Output the full listing below exactly as it reads, and skip anything that is a picture.
┄┄┄┄┄┄┄┄┄┄┄┄┄┄┄┄┄┄┄┄
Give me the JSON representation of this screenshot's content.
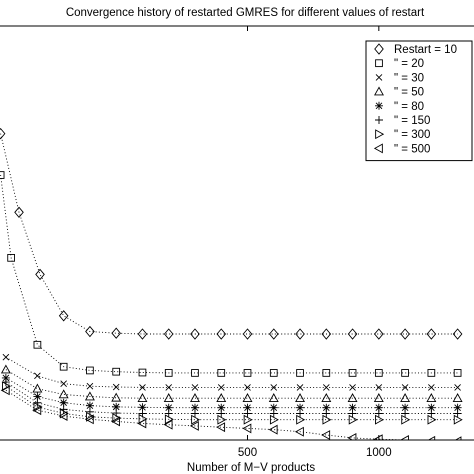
{
  "chart_data": {
    "type": "line",
    "title": "Convergence history of restarted GMRES for different values of restart",
    "xlabel": "Number of M−V products",
    "ylabel": "",
    "xlim": [
      -450,
      1370
    ],
    "ylim": [
      0,
      1
    ],
    "x_ticks": [
      500,
      1000
    ],
    "x_tick_labels": [
      "500",
      "1000"
    ],
    "grid": false,
    "legend_placement": "top-right",
    "line_style": "dotted",
    "series": [
      {
        "name": "Restart =  10",
        "legend_label": "Restart =  10",
        "marker": "diamond",
        "x": [
          -440,
          -370,
          -290,
          -200,
          -100,
          0,
          100,
          200,
          300,
          400,
          500,
          600,
          700,
          800,
          900,
          1000,
          1100,
          1200,
          1300
        ],
        "y": [
          0.74,
          0.55,
          0.4,
          0.3,
          0.262,
          0.258,
          0.256,
          0.256,
          0.256,
          0.256,
          0.256,
          0.256,
          0.256,
          0.256,
          0.256,
          0.256,
          0.256,
          0.256,
          0.256
        ]
      },
      {
        "name": "\"  =  20",
        "legend_label": "\"     =   20",
        "marker": "square",
        "x": [
          -440,
          -400,
          -300,
          -200,
          -100,
          0,
          100,
          200,
          300,
          400,
          500,
          600,
          700,
          800,
          900,
          1000,
          1100,
          1200,
          1300
        ],
        "y": [
          0.64,
          0.44,
          0.23,
          0.177,
          0.168,
          0.165,
          0.163,
          0.162,
          0.162,
          0.162,
          0.162,
          0.162,
          0.162,
          0.162,
          0.162,
          0.162,
          0.162,
          0.162,
          0.162
        ]
      },
      {
        "name": "\"  =  30",
        "legend_label": "\"     =   30",
        "marker": "x",
        "x": [
          -420,
          -300,
          -200,
          -100,
          0,
          100,
          200,
          300,
          400,
          500,
          600,
          700,
          800,
          900,
          1000,
          1100,
          1200,
          1300
        ],
        "y": [
          0.2,
          0.155,
          0.136,
          0.13,
          0.128,
          0.127,
          0.127,
          0.127,
          0.127,
          0.127,
          0.127,
          0.127,
          0.127,
          0.127,
          0.127,
          0.127,
          0.127,
          0.127
        ]
      },
      {
        "name": "\"  =  50",
        "legend_label": "\"     =   50",
        "marker": "triangle-up",
        "x": [
          -420,
          -300,
          -200,
          -100,
          0,
          100,
          200,
          300,
          400,
          500,
          600,
          700,
          800,
          900,
          1000,
          1100,
          1200,
          1300
        ],
        "y": [
          0.17,
          0.124,
          0.11,
          0.105,
          0.102,
          0.101,
          0.101,
          0.101,
          0.101,
          0.101,
          0.101,
          0.101,
          0.101,
          0.101,
          0.101,
          0.101,
          0.101,
          0.101
        ]
      },
      {
        "name": "\"  =  80",
        "legend_label": "\"     =   80",
        "marker": "asterisk",
        "x": [
          -420,
          -300,
          -200,
          -100,
          0,
          100,
          200,
          300,
          400,
          500,
          600,
          700,
          800,
          900,
          1000,
          1100,
          1200,
          1300
        ],
        "y": [
          0.15,
          0.105,
          0.09,
          0.083,
          0.08,
          0.079,
          0.078,
          0.078,
          0.078,
          0.078,
          0.078,
          0.078,
          0.078,
          0.078,
          0.078,
          0.078,
          0.078,
          0.078
        ]
      },
      {
        "name": "\"  = 150",
        "legend_label": "\"     = 150",
        "marker": "plus",
        "x": [
          -420,
          -300,
          -200,
          -100,
          0,
          100,
          200,
          300,
          400,
          500,
          600,
          700,
          800,
          900,
          1000,
          1100,
          1200,
          1300
        ],
        "y": [
          0.14,
          0.09,
          0.074,
          0.068,
          0.065,
          0.064,
          0.064,
          0.064,
          0.064,
          0.064,
          0.064,
          0.064,
          0.064,
          0.064,
          0.064,
          0.064,
          0.064,
          0.064
        ]
      },
      {
        "name": "\"  = 300",
        "legend_label": "\"     = 300",
        "marker": "triangle-right",
        "x": [
          -420,
          -300,
          -200,
          -100,
          0,
          100,
          200,
          300,
          400,
          500,
          600,
          700,
          800,
          900,
          1000,
          1100,
          1200,
          1300
        ],
        "y": [
          0.13,
          0.08,
          0.064,
          0.056,
          0.053,
          0.051,
          0.05,
          0.049,
          0.049,
          0.049,
          0.049,
          0.049,
          0.049,
          0.049,
          0.049,
          0.049,
          0.049,
          0.049
        ]
      },
      {
        "name": "\"  = 500",
        "legend_label": "\"     = 500",
        "marker": "triangle-left",
        "x": [
          -420,
          -300,
          -200,
          -100,
          0,
          100,
          200,
          300,
          400,
          500,
          600,
          700,
          800,
          900,
          1000,
          1100,
          1200,
          1300
        ],
        "y": [
          0.12,
          0.072,
          0.058,
          0.05,
          0.045,
          0.04,
          0.037,
          0.034,
          0.031,
          0.028,
          0.025,
          0.02,
          0.012,
          0.005,
          0.002,
          0.0,
          -0.002,
          -0.003
        ]
      }
    ]
  }
}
┄┄┄┄┄┄┄┄┄┄┄┄┄┄┄┄┄┄┄┄
## Task output
Give me the JSON representation of this screenshot's content.
{
  "chart_data": {
    "type": "line",
    "title": "Convergence history of restarted GMRES for different values of restart",
    "xlabel": "Number of M−V products",
    "ylabel": "",
    "xlim": [
      -450,
      1370
    ],
    "ylim": [
      0,
      1
    ],
    "x_ticks": [
      500,
      1000
    ],
    "x_tick_labels": [
      "500",
      "1000"
    ],
    "grid": false,
    "legend_placement": "top-right",
    "line_style": "dotted",
    "series": [
      {
        "name": "Restart =  10",
        "legend_label": "Restart =  10",
        "marker": "diamond",
        "x": [
          -440,
          -370,
          -290,
          -200,
          -100,
          0,
          100,
          200,
          300,
          400,
          500,
          600,
          700,
          800,
          900,
          1000,
          1100,
          1200,
          1300
        ],
        "y": [
          0.74,
          0.55,
          0.4,
          0.3,
          0.262,
          0.258,
          0.256,
          0.256,
          0.256,
          0.256,
          0.256,
          0.256,
          0.256,
          0.256,
          0.256,
          0.256,
          0.256,
          0.256,
          0.256
        ]
      },
      {
        "name": "\"  =  20",
        "legend_label": "\"     =   20",
        "marker": "square",
        "x": [
          -440,
          -400,
          -300,
          -200,
          -100,
          0,
          100,
          200,
          300,
          400,
          500,
          600,
          700,
          800,
          900,
          1000,
          1100,
          1200,
          1300
        ],
        "y": [
          0.64,
          0.44,
          0.23,
          0.177,
          0.168,
          0.165,
          0.163,
          0.162,
          0.162,
          0.162,
          0.162,
          0.162,
          0.162,
          0.162,
          0.162,
          0.162,
          0.162,
          0.162,
          0.162
        ]
      },
      {
        "name": "\"  =  30",
        "legend_label": "\"     =   30",
        "marker": "x",
        "x": [
          -420,
          -300,
          -200,
          -100,
          0,
          100,
          200,
          300,
          400,
          500,
          600,
          700,
          800,
          900,
          1000,
          1100,
          1200,
          1300
        ],
        "y": [
          0.2,
          0.155,
          0.136,
          0.13,
          0.128,
          0.127,
          0.127,
          0.127,
          0.127,
          0.127,
          0.127,
          0.127,
          0.127,
          0.127,
          0.127,
          0.127,
          0.127,
          0.127
        ]
      },
      {
        "name": "\"  =  50",
        "legend_label": "\"     =   50",
        "marker": "triangle-up",
        "x": [
          -420,
          -300,
          -200,
          -100,
          0,
          100,
          200,
          300,
          400,
          500,
          600,
          700,
          800,
          900,
          1000,
          1100,
          1200,
          1300
        ],
        "y": [
          0.17,
          0.124,
          0.11,
          0.105,
          0.102,
          0.101,
          0.101,
          0.101,
          0.101,
          0.101,
          0.101,
          0.101,
          0.101,
          0.101,
          0.101,
          0.101,
          0.101,
          0.101
        ]
      },
      {
        "name": "\"  =  80",
        "legend_label": "\"     =   80",
        "marker": "asterisk",
        "x": [
          -420,
          -300,
          -200,
          -100,
          0,
          100,
          200,
          300,
          400,
          500,
          600,
          700,
          800,
          900,
          1000,
          1100,
          1200,
          1300
        ],
        "y": [
          0.15,
          0.105,
          0.09,
          0.083,
          0.08,
          0.079,
          0.078,
          0.078,
          0.078,
          0.078,
          0.078,
          0.078,
          0.078,
          0.078,
          0.078,
          0.078,
          0.078,
          0.078
        ]
      },
      {
        "name": "\"  = 150",
        "legend_label": "\"     = 150",
        "marker": "plus",
        "x": [
          -420,
          -300,
          -200,
          -100,
          0,
          100,
          200,
          300,
          400,
          500,
          600,
          700,
          800,
          900,
          1000,
          1100,
          1200,
          1300
        ],
        "y": [
          0.14,
          0.09,
          0.074,
          0.068,
          0.065,
          0.064,
          0.064,
          0.064,
          0.064,
          0.064,
          0.064,
          0.064,
          0.064,
          0.064,
          0.064,
          0.064,
          0.064,
          0.064
        ]
      },
      {
        "name": "\"  = 300",
        "legend_label": "\"     = 300",
        "marker": "triangle-right",
        "x": [
          -420,
          -300,
          -200,
          -100,
          0,
          100,
          200,
          300,
          400,
          500,
          600,
          700,
          800,
          900,
          1000,
          1100,
          1200,
          1300
        ],
        "y": [
          0.13,
          0.08,
          0.064,
          0.056,
          0.053,
          0.051,
          0.05,
          0.049,
          0.049,
          0.049,
          0.049,
          0.049,
          0.049,
          0.049,
          0.049,
          0.049,
          0.049,
          0.049
        ]
      },
      {
        "name": "\"  = 500",
        "legend_label": "\"     = 500",
        "marker": "triangle-left",
        "x": [
          -420,
          -300,
          -200,
          -100,
          0,
          100,
          200,
          300,
          400,
          500,
          600,
          700,
          800,
          900,
          1000,
          1100,
          1200,
          1300
        ],
        "y": [
          0.12,
          0.072,
          0.058,
          0.05,
          0.045,
          0.04,
          0.037,
          0.034,
          0.031,
          0.028,
          0.025,
          0.02,
          0.012,
          0.005,
          0.002,
          0.0,
          -0.002,
          -0.003
        ]
      }
    ]
  }
}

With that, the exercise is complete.